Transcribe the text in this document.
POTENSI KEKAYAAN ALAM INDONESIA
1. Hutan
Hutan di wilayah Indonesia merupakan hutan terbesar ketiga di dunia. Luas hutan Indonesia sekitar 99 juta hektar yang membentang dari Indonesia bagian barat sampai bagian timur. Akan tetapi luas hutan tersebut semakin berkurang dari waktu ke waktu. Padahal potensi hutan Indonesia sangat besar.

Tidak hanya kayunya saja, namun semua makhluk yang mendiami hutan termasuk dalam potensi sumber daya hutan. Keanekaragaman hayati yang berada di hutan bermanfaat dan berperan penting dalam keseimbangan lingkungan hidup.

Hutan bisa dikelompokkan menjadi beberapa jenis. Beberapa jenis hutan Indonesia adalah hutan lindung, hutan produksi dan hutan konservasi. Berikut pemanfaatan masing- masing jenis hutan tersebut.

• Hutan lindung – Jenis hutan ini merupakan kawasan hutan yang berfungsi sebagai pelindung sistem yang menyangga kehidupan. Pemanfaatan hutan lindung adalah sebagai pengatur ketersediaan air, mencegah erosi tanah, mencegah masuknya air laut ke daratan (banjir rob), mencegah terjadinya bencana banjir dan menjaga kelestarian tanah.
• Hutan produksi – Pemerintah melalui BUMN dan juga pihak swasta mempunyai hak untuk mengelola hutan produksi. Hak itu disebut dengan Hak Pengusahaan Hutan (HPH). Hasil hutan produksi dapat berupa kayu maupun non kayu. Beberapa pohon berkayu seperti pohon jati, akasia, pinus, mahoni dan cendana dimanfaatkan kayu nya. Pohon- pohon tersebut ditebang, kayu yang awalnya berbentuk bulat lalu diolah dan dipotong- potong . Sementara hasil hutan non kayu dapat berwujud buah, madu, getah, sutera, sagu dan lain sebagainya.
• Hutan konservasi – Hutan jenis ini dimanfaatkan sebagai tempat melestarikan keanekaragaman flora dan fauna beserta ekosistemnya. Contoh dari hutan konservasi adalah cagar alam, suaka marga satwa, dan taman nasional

GIVEN INSTRUCTION:
Restate the data above exactly, keeping each word as it stands.

EXERCISE RESPONSE:
Transcribe the text in this document.
POTENSI KEKAYAAN ALAM INDONESIA
1. Hutan
Hutan di wilayah Indonesia merupakan hutan terbesar ketiga di dunia. Luas hutan Indonesia sekitar 99 juta hektar yang membentang dari Indonesia bagian barat sampai bagian timur. Akan tetapi luas hutan tersebut semakin berkurang dari waktu ke waktu. Padahal potensi hutan Indonesia sangat besar.

Tidak hanya kayunya saja, namun semua makhluk yang mendiami hutan termasuk dalam potensi sumber daya hutan. Keanekaragaman hayati yang berada di hutan bermanfaat dan berperan penting dalam keseimbangan lingkungan hidup.

Hutan bisa dikelompokkan menjadi beberapa jenis. Beberapa jenis hutan Indonesia adalah hutan lindung, hutan produksi dan hutan konservasi. Berikut pemanfaatan masing- masing jenis hutan tersebut.

• Hutan lindung – Jenis hutan ini merupakan kawasan hutan yang berfungsi sebagai pelindung sistem yang menyangga kehidupan. Pemanfaatan hutan lindung adalah sebagai pengatur ketersediaan air, mencegah erosi tanah, mencegah masuknya air laut ke daratan (banjir rob), mencegah terjadinya bencana banjir dan menjaga kelestarian tanah.
• Hutan produksi – Pemerintah melalui BUMN dan juga pihak swasta mempunyai hak untuk mengelola hutan produksi. Hak itu disebut dengan Hak Pengusahaan Hutan (HPH). Hasil hutan produksi dapat berupa kayu maupun non kayu. Beberapa pohon berkayu seperti pohon jati, akasia, pinus, mahoni dan cendana dimanfaatkan kayu nya. Pohon- pohon tersebut ditebang, kayu yang awalnya berbentuk bulat lalu diolah dan dipotong- potong . Sementara hasil hutan non kayu dapat berwujud buah, madu, getah, sutera, sagu dan lain sebagainya.
• Hutan konservasi – Hutan jenis ini dimanfaatkan sebagai tempat melestarikan keanekaragaman flora dan fauna beserta ekosistemnya. Contoh dari hutan konservasi adalah cagar alam, suaka marga satwa, dan taman nasional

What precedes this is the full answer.